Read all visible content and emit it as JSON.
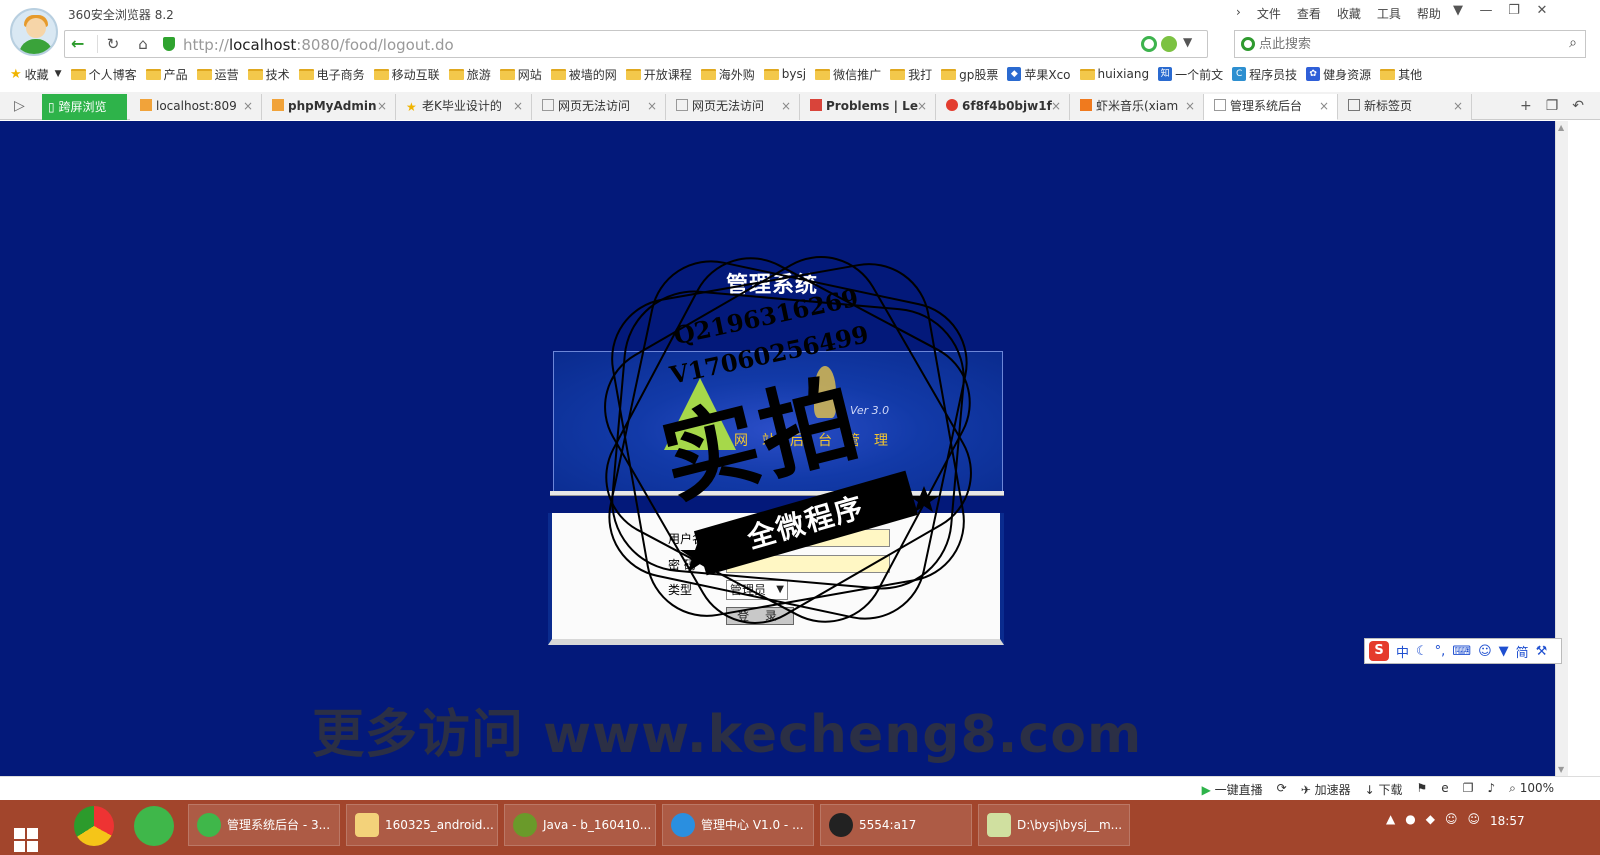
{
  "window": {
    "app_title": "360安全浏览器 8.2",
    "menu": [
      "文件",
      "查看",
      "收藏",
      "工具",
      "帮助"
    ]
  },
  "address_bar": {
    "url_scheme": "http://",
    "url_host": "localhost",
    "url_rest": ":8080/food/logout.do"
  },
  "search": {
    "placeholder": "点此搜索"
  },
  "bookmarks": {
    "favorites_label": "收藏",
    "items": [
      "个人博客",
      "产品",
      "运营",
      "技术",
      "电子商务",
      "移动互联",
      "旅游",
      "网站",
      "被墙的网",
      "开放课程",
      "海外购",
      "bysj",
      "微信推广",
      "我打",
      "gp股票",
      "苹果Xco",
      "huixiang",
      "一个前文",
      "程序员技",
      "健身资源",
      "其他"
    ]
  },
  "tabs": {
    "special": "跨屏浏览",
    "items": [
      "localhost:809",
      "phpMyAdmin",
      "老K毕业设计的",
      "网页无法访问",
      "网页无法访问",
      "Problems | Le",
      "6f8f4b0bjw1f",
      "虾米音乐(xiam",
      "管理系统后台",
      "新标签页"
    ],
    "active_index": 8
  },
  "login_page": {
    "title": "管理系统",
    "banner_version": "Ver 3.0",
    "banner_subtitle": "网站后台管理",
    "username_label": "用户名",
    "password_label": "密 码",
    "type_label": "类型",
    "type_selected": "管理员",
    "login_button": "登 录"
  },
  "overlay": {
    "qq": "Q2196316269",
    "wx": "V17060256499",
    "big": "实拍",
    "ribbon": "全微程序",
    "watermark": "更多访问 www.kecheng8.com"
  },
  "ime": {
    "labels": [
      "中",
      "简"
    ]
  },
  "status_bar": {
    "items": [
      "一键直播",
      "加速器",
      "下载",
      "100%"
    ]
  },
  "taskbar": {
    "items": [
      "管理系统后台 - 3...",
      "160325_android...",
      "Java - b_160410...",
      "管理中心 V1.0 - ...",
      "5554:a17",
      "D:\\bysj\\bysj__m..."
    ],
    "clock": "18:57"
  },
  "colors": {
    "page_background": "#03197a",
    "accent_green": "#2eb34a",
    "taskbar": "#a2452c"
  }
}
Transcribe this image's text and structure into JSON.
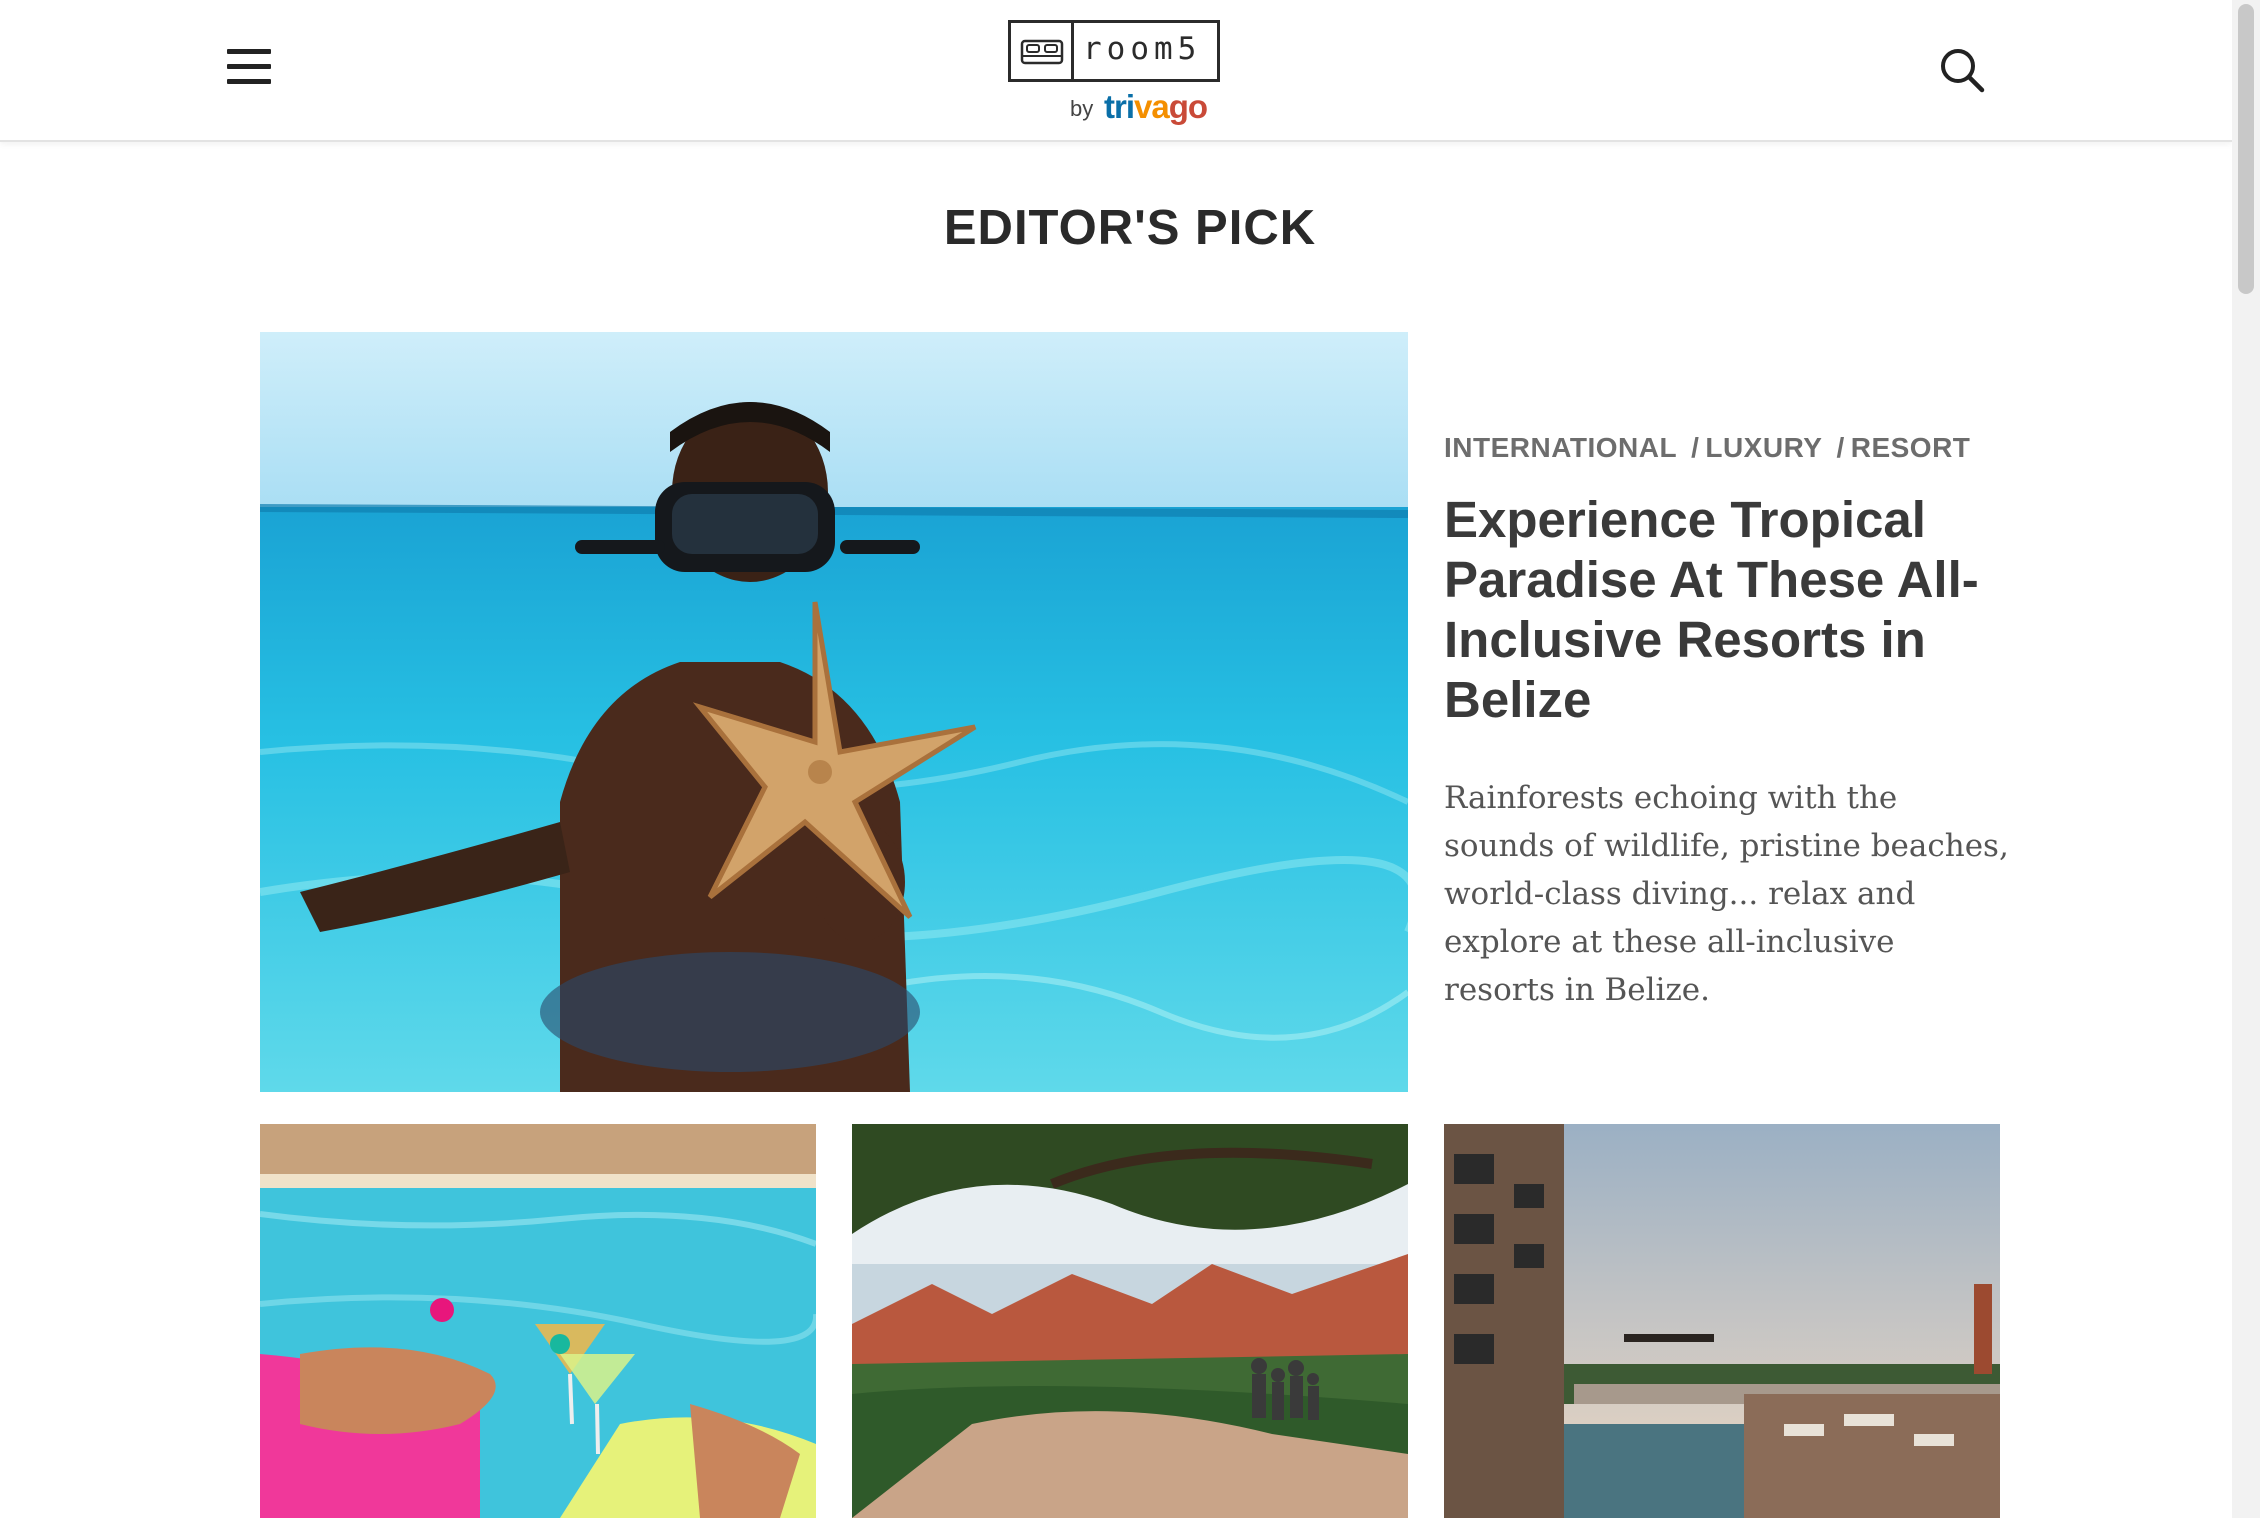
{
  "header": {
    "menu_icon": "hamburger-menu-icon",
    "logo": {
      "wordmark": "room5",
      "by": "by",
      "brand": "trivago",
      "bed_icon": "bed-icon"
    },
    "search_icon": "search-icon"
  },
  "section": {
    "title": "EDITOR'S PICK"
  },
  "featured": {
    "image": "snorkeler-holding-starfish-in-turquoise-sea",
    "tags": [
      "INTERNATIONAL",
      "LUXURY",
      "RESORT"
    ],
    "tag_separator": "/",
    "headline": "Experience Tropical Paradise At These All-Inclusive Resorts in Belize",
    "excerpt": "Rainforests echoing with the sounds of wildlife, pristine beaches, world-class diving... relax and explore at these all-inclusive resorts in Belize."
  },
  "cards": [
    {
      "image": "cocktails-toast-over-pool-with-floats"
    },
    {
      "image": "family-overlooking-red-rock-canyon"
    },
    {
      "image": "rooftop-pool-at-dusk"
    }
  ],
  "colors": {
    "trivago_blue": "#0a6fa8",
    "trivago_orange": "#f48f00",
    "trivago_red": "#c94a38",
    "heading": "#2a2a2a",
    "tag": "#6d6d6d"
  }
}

# # # # #

◆ **THE TASK**: Pictures stay out; repeat all the rest of the records exactly.

◆ **ANSWER TO THE EXERCISE**:
Read all visible content and emit it as JSON.
{
  "window": {
    "app_title": "360安全浏览器 8.2",
    "menu": [
      "文件",
      "查看",
      "收藏",
      "工具",
      "帮助"
    ]
  },
  "address_bar": {
    "url_scheme": "http://",
    "url_host": "localhost",
    "url_rest": ":8080/food/logout.do"
  },
  "search": {
    "placeholder": "点此搜索"
  },
  "bookmarks": {
    "favorites_label": "收藏",
    "items": [
      "个人博客",
      "产品",
      "运营",
      "技术",
      "电子商务",
      "移动互联",
      "旅游",
      "网站",
      "被墙的网",
      "开放课程",
      "海外购",
      "bysj",
      "微信推广",
      "我打",
      "gp股票",
      "苹果Xco",
      "huixiang",
      "一个前文",
      "程序员技",
      "健身资源",
      "其他"
    ]
  },
  "tabs": {
    "special": "跨屏浏览",
    "items": [
      "localhost:809",
      "phpMyAdmin",
      "老K毕业设计的",
      "网页无法访问",
      "网页无法访问",
      "Problems | Le",
      "6f8f4b0bjw1f",
      "虾米音乐(xiam",
      "管理系统后台",
      "新标签页"
    ],
    "active_index": 8
  },
  "login_page": {
    "title": "管理系统",
    "banner_version": "Ver 3.0",
    "banner_subtitle": "网站后台管理",
    "username_label": "用户名",
    "password_label": "密 码",
    "type_label": "类型",
    "type_selected": "管理员",
    "login_button": "登 录"
  },
  "overlay": {
    "qq": "Q2196316269",
    "wx": "V17060256499",
    "big": "实拍",
    "ribbon": "全微程序",
    "watermark": "更多访问 www.kecheng8.com"
  },
  "ime": {
    "labels": [
      "中",
      "简"
    ]
  },
  "status_bar": {
    "items": [
      "一键直播",
      "加速器",
      "下载",
      "100%"
    ]
  },
  "taskbar": {
    "items": [
      "管理系统后台 - 3...",
      "160325_android...",
      "Java - b_160410...",
      "管理中心 V1.0 - ...",
      "5554:a17",
      "D:\\bysj\\bysj__m..."
    ],
    "clock": "18:57"
  },
  "colors": {
    "page_background": "#03197a",
    "accent_green": "#2eb34a",
    "taskbar": "#a2452c"
  }
}
Transcribe this image's text and structure into JSON.
{
  "header": {
    "menu_icon": "hamburger-menu-icon",
    "logo": {
      "wordmark": "room5",
      "by": "by",
      "brand": "trivago",
      "bed_icon": "bed-icon"
    },
    "search_icon": "search-icon"
  },
  "section": {
    "title": "EDITOR'S PICK"
  },
  "featured": {
    "image": "snorkeler-holding-starfish-in-turquoise-sea",
    "tags": [
      "INTERNATIONAL",
      "LUXURY",
      "RESORT"
    ],
    "tag_separator": "/",
    "headline": "Experience Tropical Paradise At These All-Inclusive Resorts in Belize",
    "excerpt": "Rainforests echoing with the sounds of wildlife, pristine beaches, world-class diving... relax and explore at these all-inclusive resorts in Belize."
  },
  "cards": [
    {
      "image": "cocktails-toast-over-pool-with-floats"
    },
    {
      "image": "family-overlooking-red-rock-canyon"
    },
    {
      "image": "rooftop-pool-at-dusk"
    }
  ],
  "colors": {
    "trivago_blue": "#0a6fa8",
    "trivago_orange": "#f48f00",
    "trivago_red": "#c94a38",
    "heading": "#2a2a2a",
    "tag": "#6d6d6d"
  }
}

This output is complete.